[Stored items]
◇ ◇ ◇

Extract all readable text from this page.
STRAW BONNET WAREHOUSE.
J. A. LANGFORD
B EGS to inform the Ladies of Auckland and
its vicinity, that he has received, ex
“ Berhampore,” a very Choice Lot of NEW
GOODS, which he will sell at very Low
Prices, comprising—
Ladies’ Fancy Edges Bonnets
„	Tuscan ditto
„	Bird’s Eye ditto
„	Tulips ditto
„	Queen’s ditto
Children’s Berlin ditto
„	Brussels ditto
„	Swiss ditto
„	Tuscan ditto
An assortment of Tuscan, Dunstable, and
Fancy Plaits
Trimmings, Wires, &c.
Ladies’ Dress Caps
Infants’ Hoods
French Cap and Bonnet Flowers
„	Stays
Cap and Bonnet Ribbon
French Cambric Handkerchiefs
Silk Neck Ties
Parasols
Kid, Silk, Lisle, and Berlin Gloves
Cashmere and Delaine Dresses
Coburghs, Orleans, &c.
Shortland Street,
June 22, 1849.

◇ ◇ ◇

■ **REQUIRED WORK**
Make a verbatim copy of every entry shown above.

■ **THE RESPONSE**
Extract all readable text from this page.
STRAW BONNET WAREHOUSE.
J. A. LANGFORD
B EGS to inform the Ladies of Auckland and
its vicinity, that he has received, ex
“ Berhampore,” a very Choice Lot of NEW
GOODS, which he will sell at very Low
Prices, comprising—
Ladies’ Fancy Edges Bonnets
„	Tuscan ditto
„	Bird’s Eye ditto
„	Tulips ditto
„	Queen’s ditto
Children’s Berlin ditto
„	Brussels ditto
„	Swiss ditto
„	Tuscan ditto
An assortment of Tuscan, Dunstable, and
Fancy Plaits
Trimmings, Wires, &c.
Ladies’ Dress Caps
Infants’ Hoods
French Cap and Bonnet Flowers
„	Stays
Cap and Bonnet Ribbon
French Cambric Handkerchiefs
Silk Neck Ties
Parasols
Kid, Silk, Lisle, and Berlin Gloves
Cashmere and Delaine Dresses
Coburghs, Orleans, &c.
Shortland Street,
June 22, 1849.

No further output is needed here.